(INSTRUCTION)
Copy the rows word for word, starting with the row that contains "Extract all elements" and ending after the row that contains "x-tick-label: Dec 30 (534, 427, 577, 441)".

(GIVEN INFORMATION)
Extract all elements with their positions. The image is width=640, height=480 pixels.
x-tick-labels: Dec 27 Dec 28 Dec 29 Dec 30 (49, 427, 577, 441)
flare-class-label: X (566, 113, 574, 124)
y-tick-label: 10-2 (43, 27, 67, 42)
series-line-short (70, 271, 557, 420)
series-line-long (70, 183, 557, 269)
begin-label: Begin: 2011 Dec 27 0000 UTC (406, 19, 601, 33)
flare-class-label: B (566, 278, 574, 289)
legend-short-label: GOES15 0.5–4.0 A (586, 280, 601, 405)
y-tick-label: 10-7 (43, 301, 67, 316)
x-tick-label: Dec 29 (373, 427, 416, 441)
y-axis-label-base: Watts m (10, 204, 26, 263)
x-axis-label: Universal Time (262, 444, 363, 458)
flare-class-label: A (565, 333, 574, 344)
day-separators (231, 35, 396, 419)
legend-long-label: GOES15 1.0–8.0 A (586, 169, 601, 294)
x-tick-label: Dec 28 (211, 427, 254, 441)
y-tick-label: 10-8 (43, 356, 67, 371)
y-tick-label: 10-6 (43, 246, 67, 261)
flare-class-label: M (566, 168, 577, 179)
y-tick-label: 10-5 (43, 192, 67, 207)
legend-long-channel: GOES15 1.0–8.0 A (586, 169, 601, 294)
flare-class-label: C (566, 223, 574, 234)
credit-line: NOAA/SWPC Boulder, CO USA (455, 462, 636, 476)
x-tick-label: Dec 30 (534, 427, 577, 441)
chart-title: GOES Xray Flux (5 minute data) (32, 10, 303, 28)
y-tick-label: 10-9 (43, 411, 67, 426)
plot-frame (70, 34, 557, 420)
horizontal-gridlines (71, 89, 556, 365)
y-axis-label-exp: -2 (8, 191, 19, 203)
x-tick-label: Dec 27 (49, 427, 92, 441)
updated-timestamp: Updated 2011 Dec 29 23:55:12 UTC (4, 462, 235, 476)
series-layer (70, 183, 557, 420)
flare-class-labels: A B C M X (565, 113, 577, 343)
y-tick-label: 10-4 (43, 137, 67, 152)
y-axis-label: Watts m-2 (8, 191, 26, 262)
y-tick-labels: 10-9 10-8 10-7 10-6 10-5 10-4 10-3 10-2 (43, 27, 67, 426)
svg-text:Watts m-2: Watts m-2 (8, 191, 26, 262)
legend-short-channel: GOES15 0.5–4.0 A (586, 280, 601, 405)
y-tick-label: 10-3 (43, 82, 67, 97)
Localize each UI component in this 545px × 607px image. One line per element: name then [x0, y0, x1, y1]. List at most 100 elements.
--
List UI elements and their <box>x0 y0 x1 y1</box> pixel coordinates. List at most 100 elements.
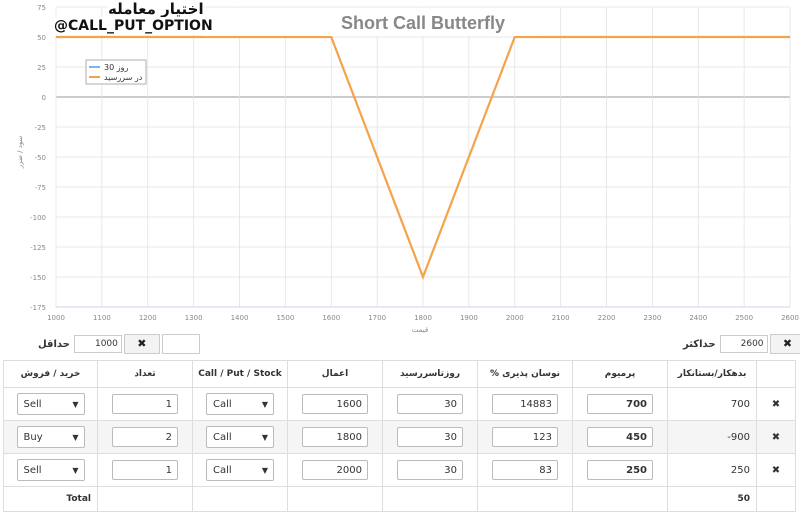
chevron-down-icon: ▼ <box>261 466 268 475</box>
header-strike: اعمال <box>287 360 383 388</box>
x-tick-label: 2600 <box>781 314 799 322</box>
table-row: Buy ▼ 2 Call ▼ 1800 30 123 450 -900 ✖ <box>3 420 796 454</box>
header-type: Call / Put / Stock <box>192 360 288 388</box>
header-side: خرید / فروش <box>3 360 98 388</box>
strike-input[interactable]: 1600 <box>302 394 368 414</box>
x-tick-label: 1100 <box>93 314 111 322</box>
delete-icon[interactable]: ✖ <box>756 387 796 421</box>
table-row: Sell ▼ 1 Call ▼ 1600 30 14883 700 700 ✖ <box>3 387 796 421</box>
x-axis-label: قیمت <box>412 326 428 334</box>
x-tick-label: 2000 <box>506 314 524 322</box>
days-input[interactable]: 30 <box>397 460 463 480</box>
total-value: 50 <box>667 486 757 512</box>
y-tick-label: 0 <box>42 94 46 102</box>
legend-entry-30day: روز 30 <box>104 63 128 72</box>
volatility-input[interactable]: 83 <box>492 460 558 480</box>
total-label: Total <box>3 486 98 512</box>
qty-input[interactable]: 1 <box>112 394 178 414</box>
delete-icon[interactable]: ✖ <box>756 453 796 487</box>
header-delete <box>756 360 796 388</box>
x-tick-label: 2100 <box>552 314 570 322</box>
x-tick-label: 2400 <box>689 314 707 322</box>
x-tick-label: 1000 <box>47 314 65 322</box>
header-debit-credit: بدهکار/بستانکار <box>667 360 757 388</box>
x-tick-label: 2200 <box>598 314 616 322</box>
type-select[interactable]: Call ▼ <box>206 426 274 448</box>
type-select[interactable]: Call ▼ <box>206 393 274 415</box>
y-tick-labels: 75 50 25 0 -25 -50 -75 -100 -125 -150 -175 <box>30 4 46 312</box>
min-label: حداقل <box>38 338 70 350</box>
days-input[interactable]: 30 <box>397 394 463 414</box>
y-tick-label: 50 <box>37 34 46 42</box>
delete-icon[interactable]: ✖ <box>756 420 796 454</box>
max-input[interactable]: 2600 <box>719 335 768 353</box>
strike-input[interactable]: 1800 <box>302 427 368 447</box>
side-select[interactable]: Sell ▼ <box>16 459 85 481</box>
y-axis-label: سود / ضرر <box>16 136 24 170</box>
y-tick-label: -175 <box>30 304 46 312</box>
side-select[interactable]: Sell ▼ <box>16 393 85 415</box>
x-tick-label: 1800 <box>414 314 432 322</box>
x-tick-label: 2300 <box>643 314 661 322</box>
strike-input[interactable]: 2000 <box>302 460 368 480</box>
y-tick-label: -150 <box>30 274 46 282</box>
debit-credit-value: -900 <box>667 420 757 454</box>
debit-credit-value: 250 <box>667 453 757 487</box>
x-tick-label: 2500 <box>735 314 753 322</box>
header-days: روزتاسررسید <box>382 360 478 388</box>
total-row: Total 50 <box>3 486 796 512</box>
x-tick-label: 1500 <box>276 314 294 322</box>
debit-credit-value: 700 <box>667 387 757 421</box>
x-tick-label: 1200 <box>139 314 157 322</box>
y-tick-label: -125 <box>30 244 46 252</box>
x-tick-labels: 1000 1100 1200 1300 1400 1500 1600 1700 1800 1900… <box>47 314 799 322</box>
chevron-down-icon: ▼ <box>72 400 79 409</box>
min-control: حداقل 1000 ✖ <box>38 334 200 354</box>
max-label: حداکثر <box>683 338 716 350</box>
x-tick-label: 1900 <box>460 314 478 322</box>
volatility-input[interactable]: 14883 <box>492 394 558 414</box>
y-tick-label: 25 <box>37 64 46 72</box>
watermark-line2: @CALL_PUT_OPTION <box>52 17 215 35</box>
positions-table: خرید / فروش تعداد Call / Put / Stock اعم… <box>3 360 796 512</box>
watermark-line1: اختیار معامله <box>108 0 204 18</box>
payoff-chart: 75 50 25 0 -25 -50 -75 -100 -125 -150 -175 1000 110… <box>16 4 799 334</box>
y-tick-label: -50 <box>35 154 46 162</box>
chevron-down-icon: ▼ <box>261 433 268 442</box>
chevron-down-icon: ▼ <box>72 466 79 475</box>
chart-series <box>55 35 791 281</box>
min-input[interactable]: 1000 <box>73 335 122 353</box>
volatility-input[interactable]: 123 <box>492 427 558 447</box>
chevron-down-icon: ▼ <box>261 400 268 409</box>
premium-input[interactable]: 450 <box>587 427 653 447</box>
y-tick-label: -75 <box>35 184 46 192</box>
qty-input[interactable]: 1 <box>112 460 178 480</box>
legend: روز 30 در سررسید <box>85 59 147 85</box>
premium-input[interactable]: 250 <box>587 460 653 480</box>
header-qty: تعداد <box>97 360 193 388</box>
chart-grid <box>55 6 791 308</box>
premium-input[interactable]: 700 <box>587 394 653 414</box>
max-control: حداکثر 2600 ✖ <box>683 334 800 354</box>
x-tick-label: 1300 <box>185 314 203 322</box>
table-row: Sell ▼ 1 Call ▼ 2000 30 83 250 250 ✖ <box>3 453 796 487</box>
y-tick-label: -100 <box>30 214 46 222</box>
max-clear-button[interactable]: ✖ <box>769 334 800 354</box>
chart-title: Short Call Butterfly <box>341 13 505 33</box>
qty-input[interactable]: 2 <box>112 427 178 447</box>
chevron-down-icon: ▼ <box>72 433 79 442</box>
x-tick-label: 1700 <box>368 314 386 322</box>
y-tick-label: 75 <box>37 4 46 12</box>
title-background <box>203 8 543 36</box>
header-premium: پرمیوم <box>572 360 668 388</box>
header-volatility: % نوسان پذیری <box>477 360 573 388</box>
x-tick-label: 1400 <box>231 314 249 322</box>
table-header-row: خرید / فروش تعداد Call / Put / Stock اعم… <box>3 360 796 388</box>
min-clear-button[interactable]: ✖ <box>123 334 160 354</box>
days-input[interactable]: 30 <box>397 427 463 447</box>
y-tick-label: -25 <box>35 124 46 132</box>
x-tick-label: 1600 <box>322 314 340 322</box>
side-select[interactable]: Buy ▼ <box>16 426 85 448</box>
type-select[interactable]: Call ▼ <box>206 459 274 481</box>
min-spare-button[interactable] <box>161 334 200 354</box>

(SOLVED EXERCISE)
Extract all elements with their positions. The image is width=640, height=480 pixels.
x-tick-labels: Dec 27 Dec 28 Dec 29 Dec 30 (49, 427, 577, 441)
flare-class-label: X (566, 113, 574, 124)
y-tick-label: 10-2 (43, 27, 67, 42)
series-line-short (70, 271, 557, 420)
series-line-long (70, 183, 557, 269)
begin-label: Begin: 2011 Dec 27 0000 UTC (406, 19, 601, 33)
flare-class-label: B (566, 278, 574, 289)
legend-short-label: GOES15 0.5–4.0 A (586, 280, 601, 405)
y-tick-label: 10-7 (43, 301, 67, 316)
x-tick-label: Dec 29 (373, 427, 416, 441)
y-axis-label-base: Watts m (10, 204, 26, 263)
x-axis-label: Universal Time (262, 444, 363, 458)
flare-class-label: A (565, 333, 574, 344)
day-separators (231, 35, 396, 419)
legend-long-label: GOES15 1.0–8.0 A (586, 169, 601, 294)
x-tick-label: Dec 28 (211, 427, 254, 441)
y-tick-label: 10-8 (43, 356, 67, 371)
y-tick-label: 10-6 (43, 246, 67, 261)
flare-class-label: M (566, 168, 577, 179)
y-tick-label: 10-5 (43, 192, 67, 207)
legend-long-channel: GOES15 1.0–8.0 A (586, 169, 601, 294)
flare-class-label: C (566, 223, 574, 234)
credit-line: NOAA/SWPC Boulder, CO USA (455, 462, 636, 476)
x-tick-label: Dec 30 (534, 427, 577, 441)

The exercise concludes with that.